Mmmmm, Red Rice! (WHB#344: annatto)

summary: SAVEUR magazine’s Red Rice with Guam-Style Chicken Pork is delicious; information about annatto (aka achiote) and Weekend Herb Blogging; a rant about the food we can and cannot get; there IS enough food for everyone; (click on image to see larger views and more photos)

Weekend Herb Blogging (WHB) #344:
annatto (Bixa orellana)

red rice And SAVEUR magazine comes through again!

In this year’s June/July (#148) issue, there is an article designed to make Torontonians alternately green with envy and red with rage. It’s about the streetfood available in Portland, Oregon. They can get just about anything from a food truck!

Burmeister drove me to a small pod with a cart called PDX 671: The name combines the Portland airport code with the area code for Guam. The young couple that runs the cart, Edward and Marie Sablan, are from the tiny island in the south Pacific. When we arrived, Edward was tending marinated chicken and short ribs on a smoking grill while his young son and daughter ran around the picnic tables. Inside their 16-by-8 feet cart, which looks not unlike a restaurant kitchen, Marie was serving up orders of annatto-tinged, smoky tasting red rice; titiya, the coconut milk—enriched flatbreads that are central to Guam’s indigenous Chamorro cuisine; kelaguen mannok, a salad of chopped grilled chicken with lots of freshly grated coconut, lemon juice, onions, and hot peppers. “This is our fiesta food,” Edward told me, a mix of Filipino, Japanese, and Spanish influences. “It’s what my family cooks, and what our friends from Guam prepare when we get together.” I had never come across any of these dishes before, anywhere in America.

-Dana Bowen, Food of the People: Portland’s Food Cart Revolution, SAVEUR magazine #148 (June/July 2012)

And what can we get from a roving food cart and/or food truck on the streets of Toronto? rrrrrrmmmmfphhhhh! Hot dogs. Sausages. French Fries. :stomp: :stomp:

Okay, that’s enough now! (I raved a lot more and as it got longer and longer, I decided to push my foaming-at-the-mouth rant about street food in Toronto below the fold.)

Let’s get back to why I started this in the first place: the red rice that Portlanders can buy ready-made and hot from a food truck. Now, thanks to SAVEUR magazine, WE can have that red rice too without even leaving the house.

As long as we have some annatto.

When T decided to make this rice, he called up from the kitchen asking where the annatto was.

me: Wasn’t it in the spice drawer?

he: No

me: How about in the Indian spice drawer? [Yes, we have more than one spice drawer.]

he: No. I already looked there.

me: Is it with the spice mixes on the shelf?? [walking into the kitchen to help looking]

Nope!! It was nowhere to be found.

And yet we were both certain we had some. We use it to make Arroz con Pollo. I’m amazed that I have never blogged about that rice. I LOVE that rice!! It’s pretty fabulous. Even without the annatto seed. Because now that I think about it, we’ve made it with and without annatto.

The SAVEUR red rice recipe calls for the annatto seed to be ground and added to boiling water. This is quite different (and frankly, easier) than the method used for making Arroz con Pollo, which was to fry the annatto in oil and then strain out the seeds.

**Requirement 1**
In the listing, switch "bounding boxes" to "box coordinates" throughout the part that opens with the line containing "Identify all the" and closes with the line containing "- metric-value-cell: 2,052: [902, 529, 955, 552]", and write that part out again with nothing else changed. Omit the pictures.

**Records for this task**

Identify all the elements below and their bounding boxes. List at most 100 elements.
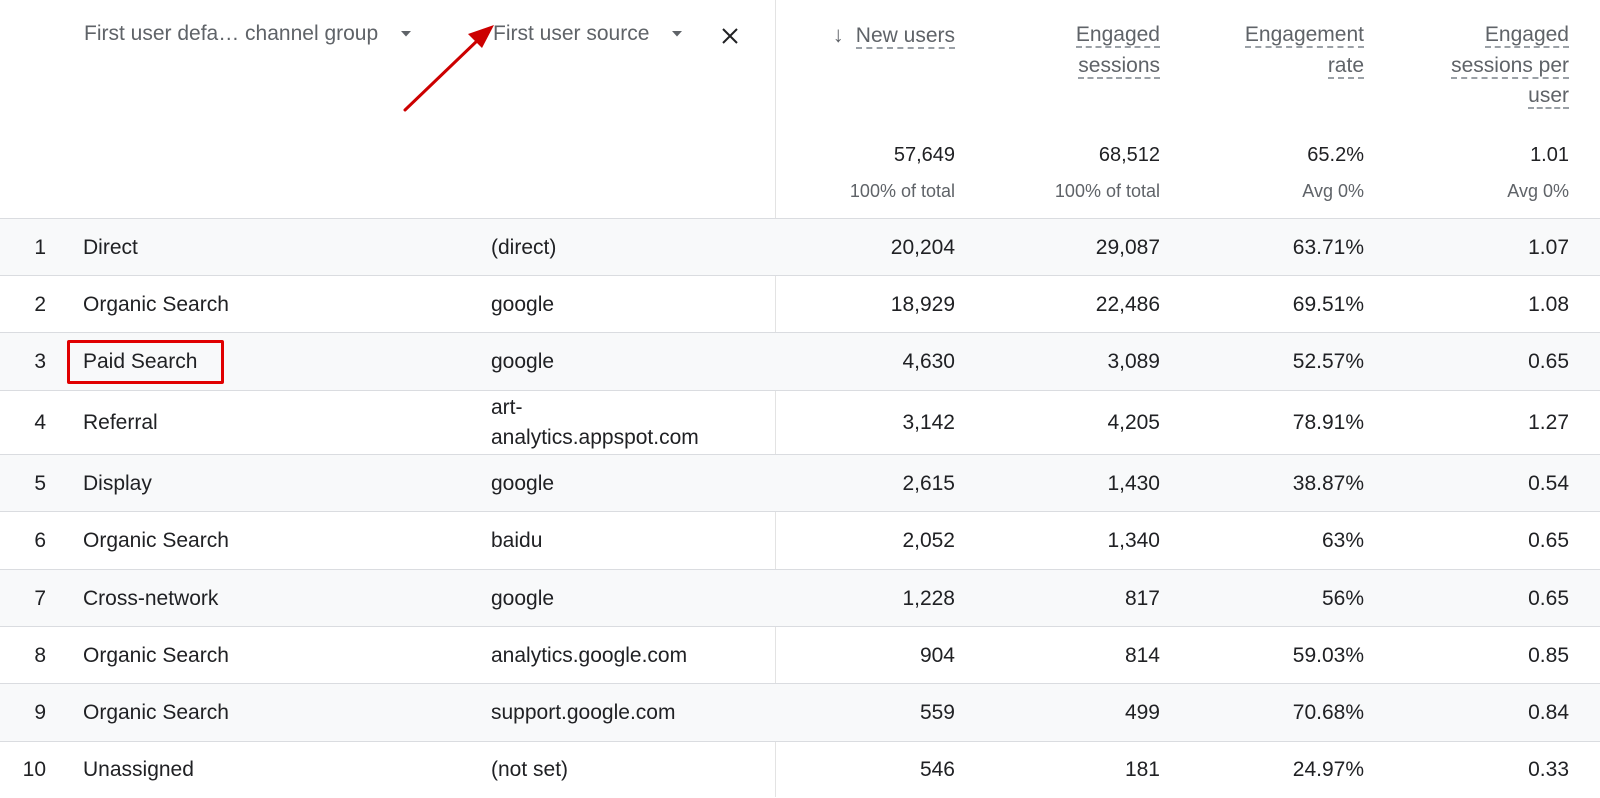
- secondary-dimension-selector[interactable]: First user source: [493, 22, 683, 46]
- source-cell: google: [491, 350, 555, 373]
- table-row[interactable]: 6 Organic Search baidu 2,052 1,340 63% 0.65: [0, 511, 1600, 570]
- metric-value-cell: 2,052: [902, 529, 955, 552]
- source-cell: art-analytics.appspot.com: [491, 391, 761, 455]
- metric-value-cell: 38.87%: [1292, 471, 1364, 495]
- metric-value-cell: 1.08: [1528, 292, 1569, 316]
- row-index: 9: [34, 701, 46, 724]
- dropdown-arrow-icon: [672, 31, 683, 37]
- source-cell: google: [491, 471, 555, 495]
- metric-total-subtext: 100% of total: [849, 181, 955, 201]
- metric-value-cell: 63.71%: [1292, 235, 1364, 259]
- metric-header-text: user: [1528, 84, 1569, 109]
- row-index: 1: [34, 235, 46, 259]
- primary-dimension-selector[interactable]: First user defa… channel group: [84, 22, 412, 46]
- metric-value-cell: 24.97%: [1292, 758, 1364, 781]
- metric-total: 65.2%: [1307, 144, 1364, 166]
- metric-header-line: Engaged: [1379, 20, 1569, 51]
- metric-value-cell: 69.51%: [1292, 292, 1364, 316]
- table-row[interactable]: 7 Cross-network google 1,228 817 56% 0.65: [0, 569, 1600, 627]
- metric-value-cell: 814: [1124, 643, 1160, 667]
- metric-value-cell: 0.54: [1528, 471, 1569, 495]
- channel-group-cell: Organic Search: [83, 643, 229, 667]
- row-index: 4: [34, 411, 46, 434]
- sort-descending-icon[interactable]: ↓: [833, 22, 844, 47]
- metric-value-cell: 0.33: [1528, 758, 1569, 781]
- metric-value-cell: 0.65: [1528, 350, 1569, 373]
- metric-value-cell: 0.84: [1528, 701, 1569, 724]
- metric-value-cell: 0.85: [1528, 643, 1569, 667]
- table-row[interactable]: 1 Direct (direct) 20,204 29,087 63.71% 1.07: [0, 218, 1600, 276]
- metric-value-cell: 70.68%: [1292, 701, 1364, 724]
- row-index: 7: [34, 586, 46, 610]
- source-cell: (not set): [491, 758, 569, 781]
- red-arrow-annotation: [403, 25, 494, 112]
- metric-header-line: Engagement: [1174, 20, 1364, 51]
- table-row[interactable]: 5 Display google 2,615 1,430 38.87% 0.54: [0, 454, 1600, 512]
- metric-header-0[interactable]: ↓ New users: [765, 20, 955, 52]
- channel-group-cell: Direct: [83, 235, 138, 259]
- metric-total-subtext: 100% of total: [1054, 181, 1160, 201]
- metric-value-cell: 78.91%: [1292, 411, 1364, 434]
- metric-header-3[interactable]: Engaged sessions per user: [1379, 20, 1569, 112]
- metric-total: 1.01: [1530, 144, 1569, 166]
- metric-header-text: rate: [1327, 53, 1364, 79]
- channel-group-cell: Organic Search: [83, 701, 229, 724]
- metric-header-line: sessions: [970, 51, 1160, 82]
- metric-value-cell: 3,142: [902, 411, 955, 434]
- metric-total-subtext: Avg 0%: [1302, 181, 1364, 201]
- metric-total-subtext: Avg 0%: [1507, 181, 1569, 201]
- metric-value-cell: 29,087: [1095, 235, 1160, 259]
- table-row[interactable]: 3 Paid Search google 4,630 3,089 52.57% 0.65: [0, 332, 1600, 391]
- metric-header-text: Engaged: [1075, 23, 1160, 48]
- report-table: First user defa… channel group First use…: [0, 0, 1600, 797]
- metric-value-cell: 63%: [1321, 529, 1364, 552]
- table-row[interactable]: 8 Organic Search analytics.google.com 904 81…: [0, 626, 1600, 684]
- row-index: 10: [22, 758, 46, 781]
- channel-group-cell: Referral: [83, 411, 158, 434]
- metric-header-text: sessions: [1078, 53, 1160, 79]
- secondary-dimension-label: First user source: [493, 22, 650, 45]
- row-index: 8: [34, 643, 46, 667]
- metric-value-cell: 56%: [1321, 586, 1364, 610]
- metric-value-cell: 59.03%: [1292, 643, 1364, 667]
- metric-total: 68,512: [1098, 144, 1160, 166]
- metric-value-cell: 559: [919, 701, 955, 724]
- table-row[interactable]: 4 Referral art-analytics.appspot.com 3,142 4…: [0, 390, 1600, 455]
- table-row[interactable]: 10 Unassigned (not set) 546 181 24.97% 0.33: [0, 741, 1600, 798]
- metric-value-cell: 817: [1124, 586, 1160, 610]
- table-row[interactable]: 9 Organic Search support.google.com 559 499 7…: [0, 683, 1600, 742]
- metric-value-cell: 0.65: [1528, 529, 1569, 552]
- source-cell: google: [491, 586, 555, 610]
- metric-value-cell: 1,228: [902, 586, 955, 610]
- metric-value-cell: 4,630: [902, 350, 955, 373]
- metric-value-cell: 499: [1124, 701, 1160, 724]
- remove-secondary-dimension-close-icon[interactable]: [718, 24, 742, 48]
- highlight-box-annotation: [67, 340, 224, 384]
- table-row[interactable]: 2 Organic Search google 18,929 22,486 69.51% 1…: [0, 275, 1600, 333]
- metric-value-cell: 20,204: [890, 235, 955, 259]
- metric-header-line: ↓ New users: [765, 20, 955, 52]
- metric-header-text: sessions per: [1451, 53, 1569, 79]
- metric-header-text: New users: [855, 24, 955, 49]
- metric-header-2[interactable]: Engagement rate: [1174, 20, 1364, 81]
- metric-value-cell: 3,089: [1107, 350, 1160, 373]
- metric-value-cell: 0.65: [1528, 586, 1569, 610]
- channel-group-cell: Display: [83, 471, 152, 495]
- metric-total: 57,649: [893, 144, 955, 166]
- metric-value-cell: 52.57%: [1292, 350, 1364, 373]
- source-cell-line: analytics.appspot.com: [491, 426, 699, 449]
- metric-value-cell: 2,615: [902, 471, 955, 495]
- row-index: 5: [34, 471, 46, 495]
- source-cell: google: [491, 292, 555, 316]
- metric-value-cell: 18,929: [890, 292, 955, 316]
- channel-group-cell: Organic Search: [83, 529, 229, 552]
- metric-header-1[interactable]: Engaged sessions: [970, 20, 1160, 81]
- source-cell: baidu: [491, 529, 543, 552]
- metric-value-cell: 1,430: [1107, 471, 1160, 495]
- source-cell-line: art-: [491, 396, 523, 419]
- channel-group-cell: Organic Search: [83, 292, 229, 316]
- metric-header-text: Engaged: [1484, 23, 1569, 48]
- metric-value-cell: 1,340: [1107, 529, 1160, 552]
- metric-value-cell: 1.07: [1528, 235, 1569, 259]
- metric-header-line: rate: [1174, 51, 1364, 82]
==
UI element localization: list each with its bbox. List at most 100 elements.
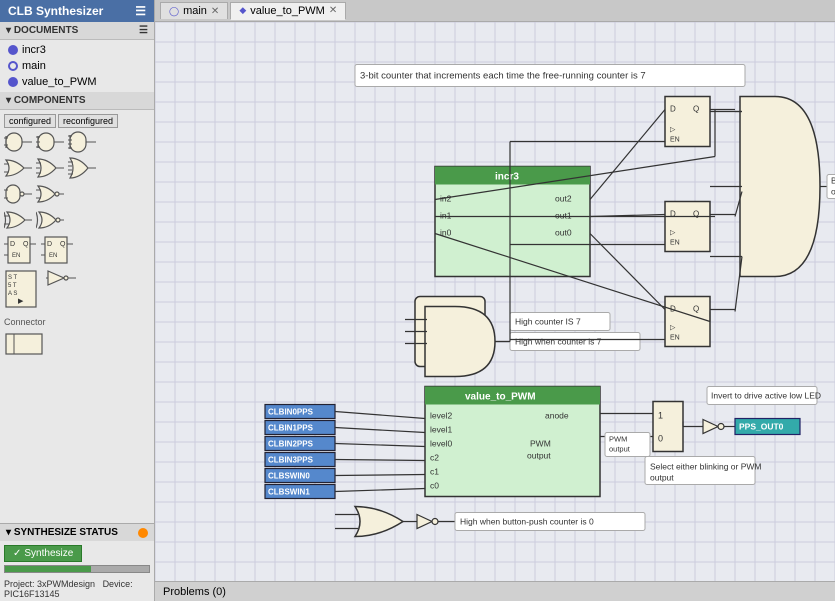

**Requirement 2**
Pick up the post about red rice and annatto right after its last sentence and keep writing.

**Exercise output 1**
Identify all the elements below and their box coordinates. List at most 100 elements.
- secondary-dimension-selector[interactable]: First user source: [493, 22, 683, 46]
- source-cell: google: [491, 350, 555, 373]
- table-row[interactable]: 6 Organic Search baidu 2,052 1,340 63% 0.65: [0, 511, 1600, 570]
- metric-value-cell: 2,052: [902, 529, 955, 552]

**Exercise output 2**
And as that I reel back the tape, I vaguely recall finishing the annatto seed and reporting that we should replenish it. I just as vaguely recall T nixing it (or am I simply imagining this?), saying that all it did was add colour. I always maintained – and still do – that it adds a lovely earthy flavour and scent to dishes. It’s not overly powerful but it’s there nonetheless.

Now that we’ve had “Guam Red Rice”, we’re in agreement. Annatto rocks! We’ll definitely use it again!

Do you have any Annatto seed? No? Quick! Get some! And make Guam Red rice. Here is the recipe:

pork The SAVEUR recipe includes one for “Guam Chicken” calling for a marinade of cane vinegar (we used cider vinegar and added a little sugar), soy sauce, pepper and onion. Then we marinated pork butt instead of chicken. Here it is just off the grill, resting on a rack placed over a plate to keep the juices in.

We grilled green peppers at the same time. I used to adore green peppers but they just don’t taste the way I remember them tasting when I was a kid. Have I changed?? Have the peppers changed??? Perhaps both.

T is always asking to have them. I’m always saying no because they taste dull.

The other day, our vegetable store was selling “slightly past their prime” peppers at a major discount. Included with a yellow, two orange and one red was a smallish green pepper. We decided to get the peppers. As long as I didn’t have to eat the green pepper. :lalala:

But I tasted a small corner of these grilled green peppers. What a revelation! It actually tasted like green pepper. I wheedled with T to let me have half of the green pepper he’d grilled. :-)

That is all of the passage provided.